**Directive:** Pick out and copy every line below that has the word "count".

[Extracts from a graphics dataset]

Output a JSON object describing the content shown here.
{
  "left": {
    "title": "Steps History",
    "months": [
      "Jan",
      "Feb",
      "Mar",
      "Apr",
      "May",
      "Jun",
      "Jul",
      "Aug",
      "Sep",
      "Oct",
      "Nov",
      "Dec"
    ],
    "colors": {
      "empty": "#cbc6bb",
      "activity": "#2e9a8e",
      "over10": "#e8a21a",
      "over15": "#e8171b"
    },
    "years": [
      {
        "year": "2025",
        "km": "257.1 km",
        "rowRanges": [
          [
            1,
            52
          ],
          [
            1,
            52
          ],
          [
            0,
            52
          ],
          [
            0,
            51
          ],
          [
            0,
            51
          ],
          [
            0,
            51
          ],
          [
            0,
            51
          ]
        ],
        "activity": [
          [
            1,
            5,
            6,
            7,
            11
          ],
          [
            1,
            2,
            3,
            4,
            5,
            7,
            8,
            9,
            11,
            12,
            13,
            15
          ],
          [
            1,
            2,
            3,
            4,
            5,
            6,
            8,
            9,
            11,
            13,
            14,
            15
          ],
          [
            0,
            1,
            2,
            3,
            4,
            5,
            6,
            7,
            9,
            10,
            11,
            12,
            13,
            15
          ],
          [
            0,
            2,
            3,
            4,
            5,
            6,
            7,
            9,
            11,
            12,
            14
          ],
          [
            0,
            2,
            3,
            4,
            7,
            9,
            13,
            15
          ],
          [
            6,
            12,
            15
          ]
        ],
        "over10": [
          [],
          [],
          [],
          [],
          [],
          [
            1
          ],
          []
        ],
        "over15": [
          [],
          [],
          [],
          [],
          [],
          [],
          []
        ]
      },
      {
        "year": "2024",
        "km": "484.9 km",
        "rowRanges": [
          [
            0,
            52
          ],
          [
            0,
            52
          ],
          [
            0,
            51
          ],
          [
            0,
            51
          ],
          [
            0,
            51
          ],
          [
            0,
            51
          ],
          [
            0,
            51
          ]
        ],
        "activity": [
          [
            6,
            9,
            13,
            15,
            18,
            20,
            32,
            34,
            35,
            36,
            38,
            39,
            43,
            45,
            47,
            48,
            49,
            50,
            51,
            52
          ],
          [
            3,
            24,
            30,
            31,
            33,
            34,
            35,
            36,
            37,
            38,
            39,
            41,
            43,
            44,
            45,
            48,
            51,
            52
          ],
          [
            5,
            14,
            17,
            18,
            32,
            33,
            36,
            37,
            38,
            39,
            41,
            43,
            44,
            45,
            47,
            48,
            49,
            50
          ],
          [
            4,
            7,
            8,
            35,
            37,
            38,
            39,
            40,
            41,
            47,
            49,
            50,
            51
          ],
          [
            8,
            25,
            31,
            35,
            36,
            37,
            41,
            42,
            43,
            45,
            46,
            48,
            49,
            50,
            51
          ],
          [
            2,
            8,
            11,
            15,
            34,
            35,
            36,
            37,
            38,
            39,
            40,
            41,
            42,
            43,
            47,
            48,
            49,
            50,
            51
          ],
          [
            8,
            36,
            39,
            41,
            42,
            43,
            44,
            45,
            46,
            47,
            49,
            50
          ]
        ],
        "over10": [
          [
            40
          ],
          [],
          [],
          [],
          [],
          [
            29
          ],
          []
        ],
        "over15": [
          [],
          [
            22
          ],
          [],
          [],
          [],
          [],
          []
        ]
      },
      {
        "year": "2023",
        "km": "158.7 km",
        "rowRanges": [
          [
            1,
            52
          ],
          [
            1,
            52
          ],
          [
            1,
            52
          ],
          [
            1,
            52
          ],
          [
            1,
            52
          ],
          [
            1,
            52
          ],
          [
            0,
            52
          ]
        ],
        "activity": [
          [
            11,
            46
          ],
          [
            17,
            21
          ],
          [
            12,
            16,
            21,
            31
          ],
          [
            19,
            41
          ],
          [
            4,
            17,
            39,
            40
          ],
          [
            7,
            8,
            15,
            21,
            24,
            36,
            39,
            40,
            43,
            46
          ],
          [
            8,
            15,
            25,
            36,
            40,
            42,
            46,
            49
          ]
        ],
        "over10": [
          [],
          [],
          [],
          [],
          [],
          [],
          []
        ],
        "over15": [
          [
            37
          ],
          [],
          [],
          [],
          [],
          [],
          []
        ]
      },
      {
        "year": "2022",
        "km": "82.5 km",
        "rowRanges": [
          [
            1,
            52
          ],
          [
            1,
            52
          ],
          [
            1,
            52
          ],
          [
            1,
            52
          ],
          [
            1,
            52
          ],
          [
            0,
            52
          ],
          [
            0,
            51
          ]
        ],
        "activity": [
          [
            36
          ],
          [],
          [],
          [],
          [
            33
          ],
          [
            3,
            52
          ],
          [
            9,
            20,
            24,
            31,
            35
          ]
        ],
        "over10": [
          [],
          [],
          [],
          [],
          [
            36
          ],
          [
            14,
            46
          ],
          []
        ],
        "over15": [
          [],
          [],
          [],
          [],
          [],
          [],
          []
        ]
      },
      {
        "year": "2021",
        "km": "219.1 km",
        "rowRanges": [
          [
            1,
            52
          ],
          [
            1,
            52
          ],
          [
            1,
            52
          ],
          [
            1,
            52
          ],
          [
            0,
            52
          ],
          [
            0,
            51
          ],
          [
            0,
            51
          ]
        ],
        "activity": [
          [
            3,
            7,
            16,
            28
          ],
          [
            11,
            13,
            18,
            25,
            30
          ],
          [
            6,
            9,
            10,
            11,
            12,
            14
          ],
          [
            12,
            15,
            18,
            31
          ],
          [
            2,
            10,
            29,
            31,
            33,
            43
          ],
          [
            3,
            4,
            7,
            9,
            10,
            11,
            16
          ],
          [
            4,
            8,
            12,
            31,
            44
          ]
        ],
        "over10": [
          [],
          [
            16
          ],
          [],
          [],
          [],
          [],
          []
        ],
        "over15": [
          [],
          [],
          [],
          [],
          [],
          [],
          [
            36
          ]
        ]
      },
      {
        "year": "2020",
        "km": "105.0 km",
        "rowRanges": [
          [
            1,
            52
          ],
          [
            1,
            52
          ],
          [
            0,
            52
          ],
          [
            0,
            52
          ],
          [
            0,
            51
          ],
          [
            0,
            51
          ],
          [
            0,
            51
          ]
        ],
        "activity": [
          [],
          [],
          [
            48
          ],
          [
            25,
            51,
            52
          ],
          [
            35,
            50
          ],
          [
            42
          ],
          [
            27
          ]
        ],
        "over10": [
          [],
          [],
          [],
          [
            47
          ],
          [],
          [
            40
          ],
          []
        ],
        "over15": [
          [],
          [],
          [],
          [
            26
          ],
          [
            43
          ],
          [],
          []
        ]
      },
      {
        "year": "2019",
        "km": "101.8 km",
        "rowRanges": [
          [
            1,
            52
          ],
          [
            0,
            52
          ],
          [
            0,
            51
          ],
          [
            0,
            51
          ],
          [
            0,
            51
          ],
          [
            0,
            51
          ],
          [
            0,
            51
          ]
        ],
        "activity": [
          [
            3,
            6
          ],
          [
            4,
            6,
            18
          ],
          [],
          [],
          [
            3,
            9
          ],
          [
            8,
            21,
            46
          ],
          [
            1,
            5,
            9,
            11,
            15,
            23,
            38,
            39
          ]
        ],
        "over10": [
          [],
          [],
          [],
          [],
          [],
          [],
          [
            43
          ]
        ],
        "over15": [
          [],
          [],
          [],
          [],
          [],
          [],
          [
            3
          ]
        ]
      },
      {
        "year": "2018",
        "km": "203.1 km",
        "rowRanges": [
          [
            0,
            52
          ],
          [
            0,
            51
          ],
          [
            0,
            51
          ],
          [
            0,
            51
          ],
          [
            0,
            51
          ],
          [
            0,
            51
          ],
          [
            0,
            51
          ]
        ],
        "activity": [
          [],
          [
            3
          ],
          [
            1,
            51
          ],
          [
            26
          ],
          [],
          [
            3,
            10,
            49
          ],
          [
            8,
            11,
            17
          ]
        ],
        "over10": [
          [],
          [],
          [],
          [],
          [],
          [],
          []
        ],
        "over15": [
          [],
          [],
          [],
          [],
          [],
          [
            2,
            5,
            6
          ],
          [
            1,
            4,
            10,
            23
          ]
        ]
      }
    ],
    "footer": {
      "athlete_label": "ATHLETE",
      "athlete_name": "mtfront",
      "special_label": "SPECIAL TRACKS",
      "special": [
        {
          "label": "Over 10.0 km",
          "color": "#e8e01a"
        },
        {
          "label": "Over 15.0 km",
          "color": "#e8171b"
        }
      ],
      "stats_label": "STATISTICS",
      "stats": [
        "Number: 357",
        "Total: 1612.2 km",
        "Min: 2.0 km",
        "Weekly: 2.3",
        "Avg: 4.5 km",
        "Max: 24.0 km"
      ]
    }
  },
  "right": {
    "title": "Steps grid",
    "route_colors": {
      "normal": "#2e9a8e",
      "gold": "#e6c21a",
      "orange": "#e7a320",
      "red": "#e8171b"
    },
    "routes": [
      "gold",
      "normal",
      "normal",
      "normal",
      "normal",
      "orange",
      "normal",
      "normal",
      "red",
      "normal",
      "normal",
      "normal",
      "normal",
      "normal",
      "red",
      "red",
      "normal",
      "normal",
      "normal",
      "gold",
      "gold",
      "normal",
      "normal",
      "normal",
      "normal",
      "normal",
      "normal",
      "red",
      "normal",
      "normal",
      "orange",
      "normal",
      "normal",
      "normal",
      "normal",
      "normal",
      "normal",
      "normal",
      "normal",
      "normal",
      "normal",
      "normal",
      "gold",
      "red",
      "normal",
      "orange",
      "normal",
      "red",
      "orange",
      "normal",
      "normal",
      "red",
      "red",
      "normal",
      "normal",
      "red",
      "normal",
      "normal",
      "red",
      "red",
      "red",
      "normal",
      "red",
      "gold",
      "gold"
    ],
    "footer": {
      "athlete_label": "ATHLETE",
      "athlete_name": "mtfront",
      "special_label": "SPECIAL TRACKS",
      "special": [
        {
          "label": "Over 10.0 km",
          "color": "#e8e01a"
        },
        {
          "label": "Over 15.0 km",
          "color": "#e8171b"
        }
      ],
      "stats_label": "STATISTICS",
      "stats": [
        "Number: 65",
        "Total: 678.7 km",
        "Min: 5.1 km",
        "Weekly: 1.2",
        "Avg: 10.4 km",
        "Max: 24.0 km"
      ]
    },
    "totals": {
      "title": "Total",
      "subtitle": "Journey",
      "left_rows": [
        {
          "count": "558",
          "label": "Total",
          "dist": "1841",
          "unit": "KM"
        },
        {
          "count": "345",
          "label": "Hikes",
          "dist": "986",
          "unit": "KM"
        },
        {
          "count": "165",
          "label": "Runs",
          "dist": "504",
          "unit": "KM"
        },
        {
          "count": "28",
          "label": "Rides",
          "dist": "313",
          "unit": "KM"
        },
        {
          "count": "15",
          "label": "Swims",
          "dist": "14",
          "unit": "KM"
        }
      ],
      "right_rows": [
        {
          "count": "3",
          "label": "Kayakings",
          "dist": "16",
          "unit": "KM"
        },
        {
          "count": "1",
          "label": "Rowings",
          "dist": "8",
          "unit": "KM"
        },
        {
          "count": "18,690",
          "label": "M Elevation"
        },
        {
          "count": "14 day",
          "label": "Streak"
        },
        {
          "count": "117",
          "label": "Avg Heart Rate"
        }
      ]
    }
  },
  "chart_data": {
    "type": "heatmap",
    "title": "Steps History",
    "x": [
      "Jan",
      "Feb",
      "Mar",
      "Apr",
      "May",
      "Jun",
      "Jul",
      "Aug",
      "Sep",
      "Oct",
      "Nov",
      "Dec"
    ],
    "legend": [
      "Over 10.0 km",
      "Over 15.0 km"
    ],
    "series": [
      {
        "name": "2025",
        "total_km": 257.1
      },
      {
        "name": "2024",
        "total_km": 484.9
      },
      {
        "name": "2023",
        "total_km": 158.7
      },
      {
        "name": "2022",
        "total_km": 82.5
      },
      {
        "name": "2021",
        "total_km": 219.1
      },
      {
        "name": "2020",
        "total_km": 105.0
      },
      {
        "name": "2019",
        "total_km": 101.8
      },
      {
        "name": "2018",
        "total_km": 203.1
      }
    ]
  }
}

**Complete answer:**
          "count": "558",
          "count": "345",
          "count": "165",
          "count": "28",
          "count": "15",
          "count": "3",
          "count": "1",
          "count": "18,690",
          "count": "14 day",
          "count": "117",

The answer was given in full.